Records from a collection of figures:
%%
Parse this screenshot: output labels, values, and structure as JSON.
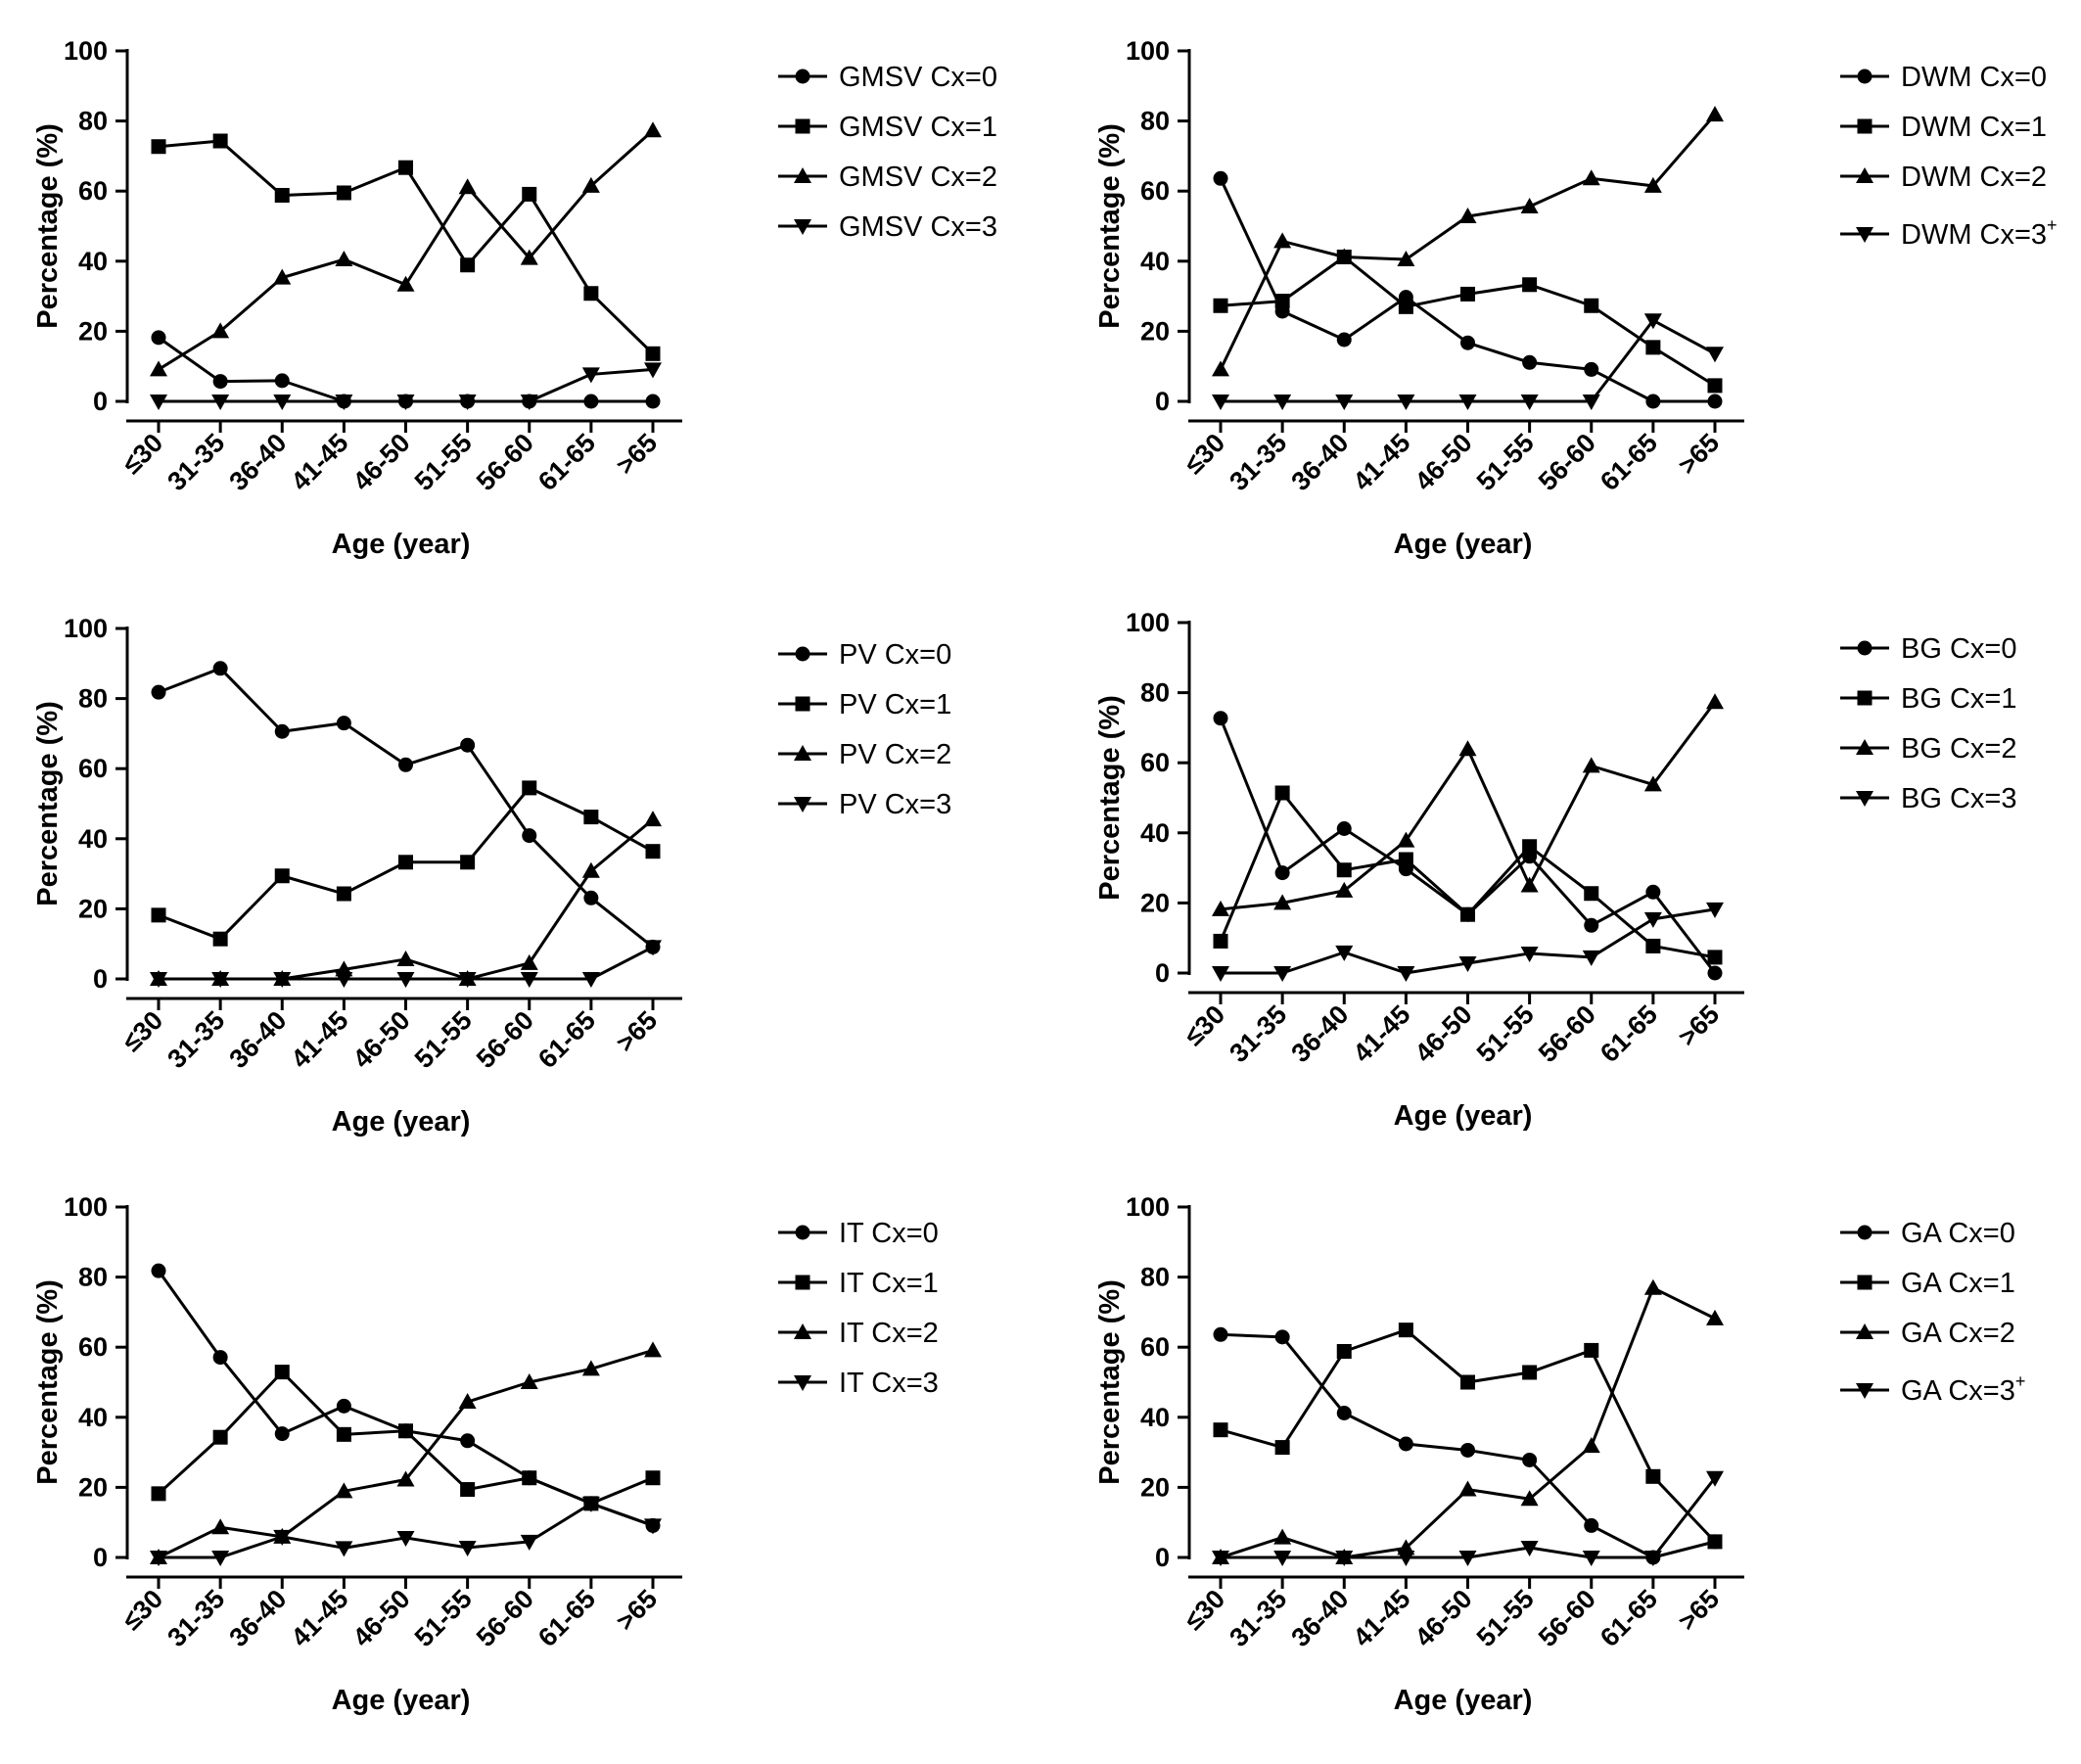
{
  "colors": {
    "ink": "#000000",
    "background": "#ffffff"
  },
  "chart_data": [
    {
      "type": "line",
      "xlabel": "Age (year)",
      "ylabel": "Percentage (%)",
      "ylim": [
        0,
        100
      ],
      "yticks": [
        "0",
        "20",
        "40",
        "60",
        "80",
        "100"
      ],
      "categories": [
        "≤30",
        "31-35",
        "36-40",
        "41-45",
        "46-50",
        "51-55",
        "56-60",
        "61-65",
        ">65"
      ],
      "legend_position": "right",
      "series": [
        {
          "name": "GMSV Cx=0",
          "sup": "",
          "marker": "circle",
          "values": [
            18.2,
            5.7,
            5.9,
            0,
            0,
            0,
            0,
            0,
            0
          ]
        },
        {
          "name": "GMSV Cx=1",
          "sup": "",
          "marker": "square",
          "values": [
            72.7,
            74.3,
            58.8,
            59.5,
            66.7,
            38.9,
            59.1,
            30.8,
            13.6
          ]
        },
        {
          "name": "GMSV Cx=2",
          "sup": "",
          "marker": "triangle-up",
          "values": [
            9.1,
            20.0,
            35.3,
            40.5,
            33.3,
            61.1,
            40.9,
            61.5,
            77.3
          ]
        },
        {
          "name": "GMSV Cx=3",
          "sup": "",
          "marker": "triangle-down",
          "values": [
            0,
            0,
            0,
            0,
            0,
            0,
            0,
            7.7,
            9.1
          ]
        }
      ]
    },
    {
      "type": "line",
      "xlabel": "Age (year)",
      "ylabel": "Percentage (%)",
      "ylim": [
        0,
        100
      ],
      "yticks": [
        "0",
        "20",
        "40",
        "60",
        "80",
        "100"
      ],
      "categories": [
        "≤30",
        "31-35",
        "36-40",
        "41-45",
        "46-50",
        "51-55",
        "56-60",
        "61-65",
        ">65"
      ],
      "legend_position": "right",
      "series": [
        {
          "name": "DWM Cx=0",
          "sup": "",
          "marker": "circle",
          "values": [
            63.6,
            25.7,
            17.6,
            29.7,
            16.7,
            11.1,
            9.1,
            0,
            0
          ]
        },
        {
          "name": "DWM Cx=1",
          "sup": "",
          "marker": "square",
          "values": [
            27.3,
            28.6,
            41.2,
            27.0,
            30.6,
            33.3,
            27.3,
            15.4,
            4.5
          ]
        },
        {
          "name": "DWM Cx=2",
          "sup": "",
          "marker": "triangle-up",
          "values": [
            9.1,
            45.7,
            41.2,
            40.5,
            52.8,
            55.6,
            63.6,
            61.5,
            81.8
          ]
        },
        {
          "name": "DWM Cx=3",
          "sup": "+",
          "marker": "triangle-down",
          "values": [
            0,
            0,
            0,
            0,
            0,
            0,
            0,
            23.1,
            13.6
          ]
        }
      ]
    },
    {
      "type": "line",
      "xlabel": "Age (year)",
      "ylabel": "Percentage (%)",
      "ylim": [
        0,
        100
      ],
      "yticks": [
        "0",
        "20",
        "40",
        "60",
        "80",
        "100"
      ],
      "categories": [
        "≤30",
        "31-35",
        "36-40",
        "41-45",
        "46-50",
        "51-55",
        "56-60",
        "61-65",
        ">65"
      ],
      "legend_position": "right",
      "series": [
        {
          "name": "PV Cx=0",
          "sup": "",
          "marker": "circle",
          "values": [
            81.8,
            88.6,
            70.6,
            73.0,
            61.1,
            66.7,
            40.9,
            23.1,
            9.1
          ]
        },
        {
          "name": "PV Cx=1",
          "sup": "",
          "marker": "square",
          "values": [
            18.2,
            11.4,
            29.4,
            24.3,
            33.3,
            33.3,
            54.5,
            46.2,
            36.4
          ]
        },
        {
          "name": "PV Cx=2",
          "sup": "",
          "marker": "triangle-up",
          "values": [
            0,
            0,
            0,
            2.7,
            5.6,
            0,
            4.5,
            30.8,
            45.5
          ]
        },
        {
          "name": "PV Cx=3",
          "sup": "",
          "marker": "triangle-down",
          "values": [
            0,
            0,
            0,
            0,
            0,
            0,
            0,
            0,
            9.1
          ]
        }
      ]
    },
    {
      "type": "line",
      "xlabel": "Age (year)",
      "ylabel": "Percentage (%)",
      "ylim": [
        0,
        100
      ],
      "yticks": [
        "0",
        "20",
        "40",
        "60",
        "80",
        "100"
      ],
      "categories": [
        "≤30",
        "31-35",
        "36-40",
        "41-45",
        "46-50",
        "51-55",
        "56-60",
        "61-65",
        ">65"
      ],
      "legend_position": "right",
      "series": [
        {
          "name": "BG Cx=0",
          "sup": "",
          "marker": "circle",
          "values": [
            72.7,
            28.6,
            41.2,
            29.7,
            16.7,
            33.3,
            13.6,
            23.1,
            0
          ]
        },
        {
          "name": "BG Cx=1",
          "sup": "",
          "marker": "square",
          "values": [
            9.1,
            51.4,
            29.4,
            32.4,
            16.7,
            36.1,
            22.7,
            7.7,
            4.5
          ]
        },
        {
          "name": "BG Cx=2",
          "sup": "",
          "marker": "triangle-up",
          "values": [
            18.2,
            20.0,
            23.5,
            37.8,
            63.9,
            25.0,
            59.1,
            53.8,
            77.3
          ]
        },
        {
          "name": "BG Cx=3",
          "sup": "",
          "marker": "triangle-down",
          "values": [
            0,
            0,
            5.9,
            0,
            2.8,
            5.6,
            4.5,
            15.4,
            18.2
          ]
        }
      ]
    },
    {
      "type": "line",
      "xlabel": "Age (year)",
      "ylabel": "Percentage (%)",
      "ylim": [
        0,
        100
      ],
      "yticks": [
        "0",
        "20",
        "40",
        "60",
        "80",
        "100"
      ],
      "categories": [
        "≤30",
        "31-35",
        "36-40",
        "41-45",
        "46-50",
        "51-55",
        "56-60",
        "61-65",
        ">65"
      ],
      "legend_position": "right",
      "series": [
        {
          "name": "IT Cx=0",
          "sup": "",
          "marker": "circle",
          "values": [
            81.8,
            57.1,
            35.3,
            43.2,
            36.1,
            33.3,
            22.7,
            15.4,
            9.1
          ]
        },
        {
          "name": "IT Cx=1",
          "sup": "",
          "marker": "square",
          "values": [
            18.2,
            34.3,
            52.9,
            35.1,
            36.1,
            19.4,
            22.7,
            15.4,
            22.7
          ]
        },
        {
          "name": "IT Cx=2",
          "sup": "",
          "marker": "triangle-up",
          "values": [
            0,
            8.6,
            5.9,
            18.9,
            22.2,
            44.4,
            50.0,
            53.8,
            59.1
          ]
        },
        {
          "name": "IT Cx=3",
          "sup": "",
          "marker": "triangle-down",
          "values": [
            0,
            0,
            5.9,
            2.7,
            5.6,
            2.8,
            4.5,
            15.4,
            9.1
          ]
        }
      ]
    },
    {
      "type": "line",
      "xlabel": "Age (year)",
      "ylabel": "Percentage (%)",
      "ylim": [
        0,
        100
      ],
      "yticks": [
        "0",
        "20",
        "40",
        "60",
        "80",
        "100"
      ],
      "categories": [
        "≤30",
        "31-35",
        "36-40",
        "41-45",
        "46-50",
        "51-55",
        "56-60",
        "61-65",
        ">65"
      ],
      "legend_position": "right",
      "series": [
        {
          "name": "GA Cx=0",
          "sup": "",
          "marker": "circle",
          "values": [
            63.6,
            62.9,
            41.2,
            32.4,
            30.6,
            27.8,
            9.1,
            0,
            4.5
          ]
        },
        {
          "name": "GA Cx=1",
          "sup": "",
          "marker": "square",
          "values": [
            36.4,
            31.4,
            58.8,
            64.9,
            50.0,
            52.8,
            59.1,
            23.1,
            4.5
          ]
        },
        {
          "name": "GA Cx=2",
          "sup": "",
          "marker": "triangle-up",
          "values": [
            0,
            5.7,
            0,
            2.7,
            19.4,
            16.7,
            31.8,
            76.9,
            68.2
          ]
        },
        {
          "name": "GA Cx=3",
          "sup": "+",
          "marker": "triangle-down",
          "values": [
            0,
            0,
            0,
            0,
            0,
            2.8,
            0,
            0,
            22.7
          ]
        }
      ]
    }
  ]
}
%%
### What the task requires
Report all lines of the data that include the word "GMSV".

### Solution
          "name": "GMSV Cx=0",
          "name": "GMSV Cx=1",
          "name": "GMSV Cx=2",
          "name": "GMSV Cx=3",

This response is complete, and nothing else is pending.